§ Data records:
┌──
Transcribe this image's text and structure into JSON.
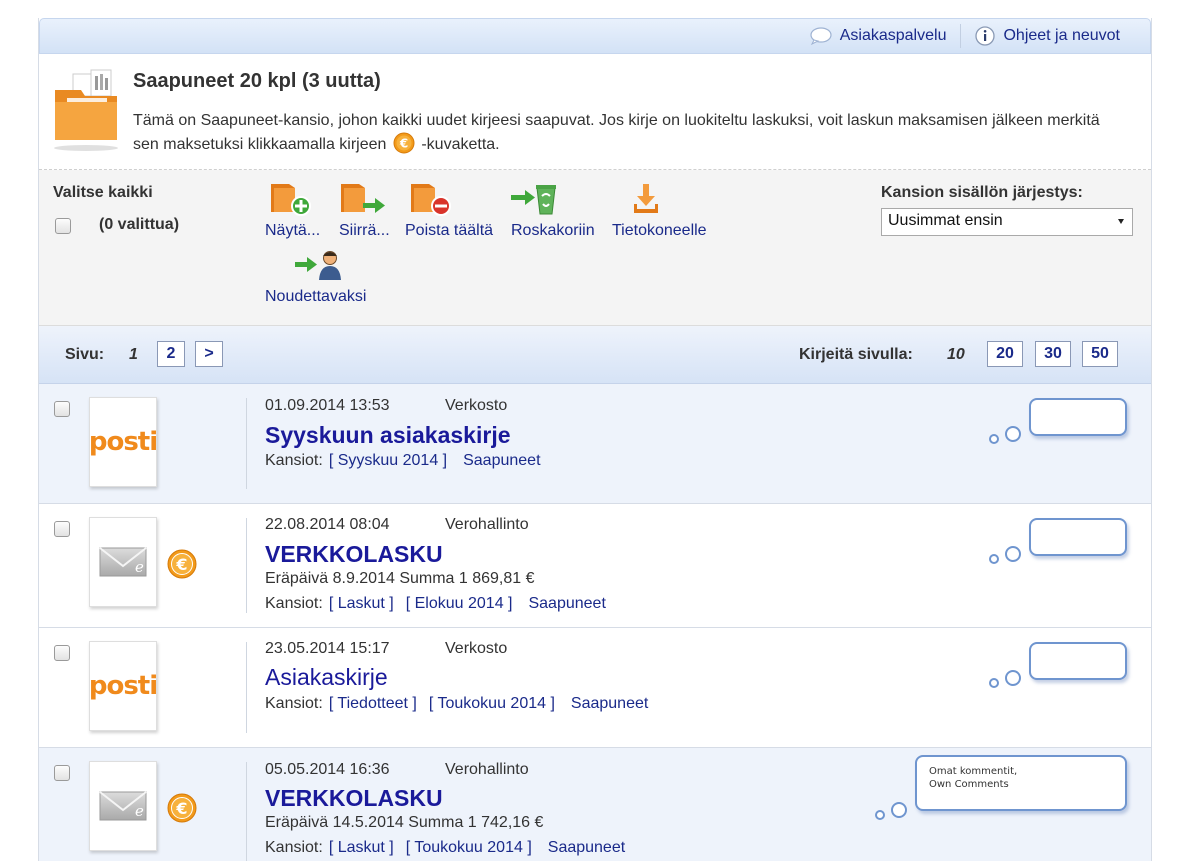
{
  "topbar": {
    "customer_service": "Asiakaspalvelu",
    "help": "Ohjeet ja neuvot"
  },
  "intro": {
    "title": "Saapuneet 20 kpl (3 uutta)",
    "desc_part1": "Tämä on Saapuneet-kansio, johon kaikki uudet kirjeesi saapuvat. Jos kirje on luokiteltu laskuksi, voit laskun maksamisen jälkeen merkitä sen maksetuksi klikkaamalla kirjeen",
    "desc_part2": "-kuvaketta."
  },
  "toolbar": {
    "select_all": "Valitse kaikki",
    "selected_count": "(0 valittua)",
    "actions": [
      "Näytä...",
      "Siirrä...",
      "Poista täältä",
      "Roskakoriin",
      "Tietokoneelle",
      "Noudettavaksi"
    ],
    "sort_label": "Kansion sisällön järjestys:",
    "sort_value": "Uusimmat ensin"
  },
  "pager": {
    "page_label": "Sivu:",
    "current_page": "1",
    "pages": [
      "2",
      ">"
    ],
    "per_page_label": "Kirjeitä sivulla:",
    "current_per_page": "10",
    "per_page_options": [
      "20",
      "30",
      "50"
    ]
  },
  "letters": [
    {
      "date": "01.09.2014 13:53",
      "sender": "Verkosto",
      "subject": "Syyskuun asiakaskirje",
      "logo": "posti",
      "info": "",
      "folders_label": "Kansiot:",
      "folders": [
        "[ Syyskuu 2014 ]",
        "Saapuneet"
      ],
      "comment": ""
    },
    {
      "date": "22.08.2014 08:04",
      "sender": "Verohallinto",
      "subject": "VERKKOLASKU",
      "logo": "e-letter",
      "info": "Eräpäivä 8.9.2014 Summa   1 869,81 €",
      "folders_label": "Kansiot:",
      "folders": [
        "[ Laskut ]",
        "[ Elokuu 2014 ]",
        "Saapuneet"
      ],
      "comment": ""
    },
    {
      "date": "23.05.2014 15:17",
      "sender": "Verkosto",
      "subject": "Asiakaskirje",
      "logo": "posti",
      "info": "",
      "folders_label": "Kansiot:",
      "folders": [
        "[ Tiedotteet ]",
        "[ Toukokuu 2014 ]",
        "Saapuneet"
      ],
      "comment": ""
    },
    {
      "date": "05.05.2014 16:36",
      "sender": "Verohallinto",
      "subject": "VERKKOLASKU",
      "logo": "e-letter",
      "info": "Eräpäivä 14.5.2014 Summa  1 742,16 €",
      "folders_label": "Kansiot:",
      "folders": [
        "[ Laskut ]",
        "[ Toukokuu 2014 ]",
        "Saapuneet"
      ],
      "comment": "Omat kommentit,\nOwn Comments"
    }
  ],
  "logo_text": "posti",
  "euro_symbol": "€",
  "colors": {
    "link": "#1a2a8a",
    "subject": "#1a1a9a",
    "posti_orange": "#f08a1c",
    "euro_orange": "#f29a1a",
    "comment_border": "#6f95cf"
  }
}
└──
§ What you will do:
Where a line above includes "Summa", copy that line.

§ Right answer:
      "info": "Eräpäivä 8.9.2014 Summa   1 869,81 €",
      "info": "Eräpäivä 14.5.2014 Summa  1 742,16 €",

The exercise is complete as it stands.